**Set exercise**
Restate each of the lines below word for word and drop every picture.

**Supplied data**
-*-*-

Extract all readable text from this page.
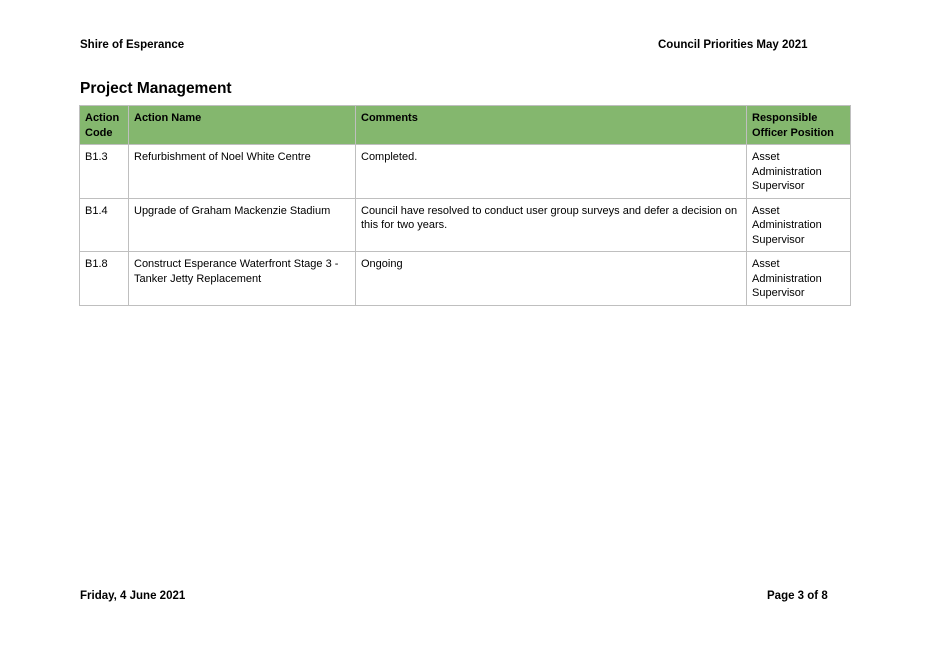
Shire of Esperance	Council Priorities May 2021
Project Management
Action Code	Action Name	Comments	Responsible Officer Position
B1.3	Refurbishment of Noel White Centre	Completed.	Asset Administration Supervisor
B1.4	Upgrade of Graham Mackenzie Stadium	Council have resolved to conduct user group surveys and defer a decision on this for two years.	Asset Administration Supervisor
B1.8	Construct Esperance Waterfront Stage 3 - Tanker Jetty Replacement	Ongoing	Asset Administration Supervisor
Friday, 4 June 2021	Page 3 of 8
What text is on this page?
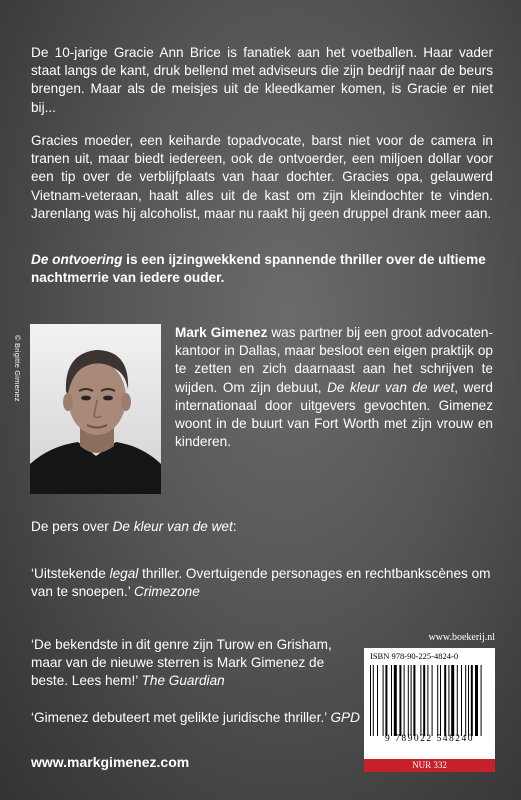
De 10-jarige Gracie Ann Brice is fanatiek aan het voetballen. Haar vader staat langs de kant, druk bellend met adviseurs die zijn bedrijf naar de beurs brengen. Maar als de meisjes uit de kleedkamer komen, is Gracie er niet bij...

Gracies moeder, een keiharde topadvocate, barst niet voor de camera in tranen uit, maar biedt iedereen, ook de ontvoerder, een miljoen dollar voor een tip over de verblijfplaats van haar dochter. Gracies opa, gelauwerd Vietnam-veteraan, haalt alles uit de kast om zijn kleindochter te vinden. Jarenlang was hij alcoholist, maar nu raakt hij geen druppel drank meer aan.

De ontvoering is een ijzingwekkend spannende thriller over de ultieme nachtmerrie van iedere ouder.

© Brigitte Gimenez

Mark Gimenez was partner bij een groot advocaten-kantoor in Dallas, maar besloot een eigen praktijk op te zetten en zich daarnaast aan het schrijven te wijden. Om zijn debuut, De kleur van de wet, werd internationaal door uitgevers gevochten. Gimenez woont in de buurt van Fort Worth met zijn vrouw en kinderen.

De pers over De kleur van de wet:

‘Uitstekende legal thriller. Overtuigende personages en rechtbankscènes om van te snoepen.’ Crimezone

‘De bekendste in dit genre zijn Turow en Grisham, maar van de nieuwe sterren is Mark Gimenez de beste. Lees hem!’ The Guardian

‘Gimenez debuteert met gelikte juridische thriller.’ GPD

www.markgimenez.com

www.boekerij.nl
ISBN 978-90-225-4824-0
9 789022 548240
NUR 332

-*-*-

**Result of the task**
Extract all readable text from this page.
Shire of Esperance	Council Priorities May 2021
Project Management
Action Code	Action Name	Comments	Responsible Officer Position
B1.3	Refurbishment of Noel White Centre	Completed.	Asset Administration Supervisor
B1.4	Upgrade of Graham Mackenzie Stadium	Council have resolved to conduct user group surveys and defer a decision on this for two years.	Asset Administration Supervisor
B1.8	Construct Esperance Waterfront Stage 3 - Tanker Jetty Replacement	Ongoing	Asset Administration Supervisor
Friday, 4 June 2021	Page 3 of 8
What text is on this page?
De 10-jarige Gracie Ann Brice is fanatiek aan het voetballen. Haar vader staat langs de kant, druk bellend met adviseurs die zijn bedrijf naar de beurs brengen. Maar als de meisjes uit de kleedkamer komen, is Gracie er niet bij...

Gracies moeder, een keiharde topadvocate, barst niet voor de camera in tranen uit, maar biedt iedereen, ook de ontvoerder, een miljoen dollar voor een tip over de verblijfplaats van haar dochter. Gracies opa, gelauwerd Vietnam-veteraan, haalt alles uit de kast om zijn kleindochter te vinden. Jarenlang was hij alcoholist, maar nu raakt hij geen druppel drank meer aan.

De ontvoering is een ijzingwekkend spannende thriller over de ultieme nachtmerrie van iedere ouder.

© Brigitte Gimenez

Mark Gimenez was partner bij een groot advocaten-kantoor in Dallas, maar besloot een eigen praktijk op te zetten en zich daarnaast aan het schrijven te wijden. Om zijn debuut, De kleur van de wet, werd internationaal door uitgevers gevochten. Gimenez woont in de buurt van Fort Worth met zijn vrouw en kinderen.

De pers over De kleur van de wet:

‘Uitstekende legal thriller. Overtuigende personages en rechtbankscènes om van te snoepen.’ Crimezone

‘De bekendste in dit genre zijn Turow en Grisham, maar van de nieuwe sterren is Mark Gimenez de beste. Lees hem!’ The Guardian

‘Gimenez debuteert met gelikte juridische thriller.’ GPD

www.markgimenez.com

www.boekerij.nl
ISBN 978-90-225-4824-0
9 789022 548240
NUR 332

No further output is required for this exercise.